━━━━━ Task input ━━━━━

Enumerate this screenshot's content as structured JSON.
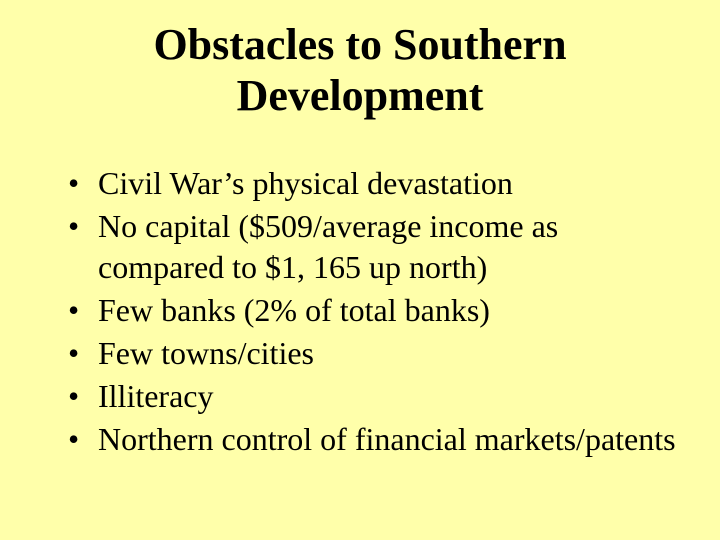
{
  "slide": {
    "background_color": "#ffffaa",
    "text_color": "#000000",
    "title": "Obstacles to Southern Development",
    "title_fontsize": 44,
    "title_fontweight": "bold",
    "bullet_fontsize": 32,
    "bullets": [
      "Civil War’s physical devastation",
      "No capital ($509/average income as compared to $1, 165 up north)",
      "Few banks (2% of total banks)",
      "Few towns/cities",
      "Illiteracy",
      "Northern control of financial markets/patents"
    ]
  }
}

━━━━━

** Given problem **
Give every record again exactly, apart from the pictures, which stay out.

** Exercise result **
Enumerate this screenshot's content as structured JSON.
{
  "slide": {
    "background_color": "#ffffaa",
    "text_color": "#000000",
    "title": "Obstacles to Southern Development",
    "title_fontsize": 44,
    "title_fontweight": "bold",
    "bullet_fontsize": 32,
    "bullets": [
      "Civil War’s physical devastation",
      "No capital ($509/average income as compared to $1, 165 up north)",
      "Few banks (2% of total banks)",
      "Few towns/cities",
      "Illiteracy",
      "Northern control of financial markets/patents"
    ]
  }
}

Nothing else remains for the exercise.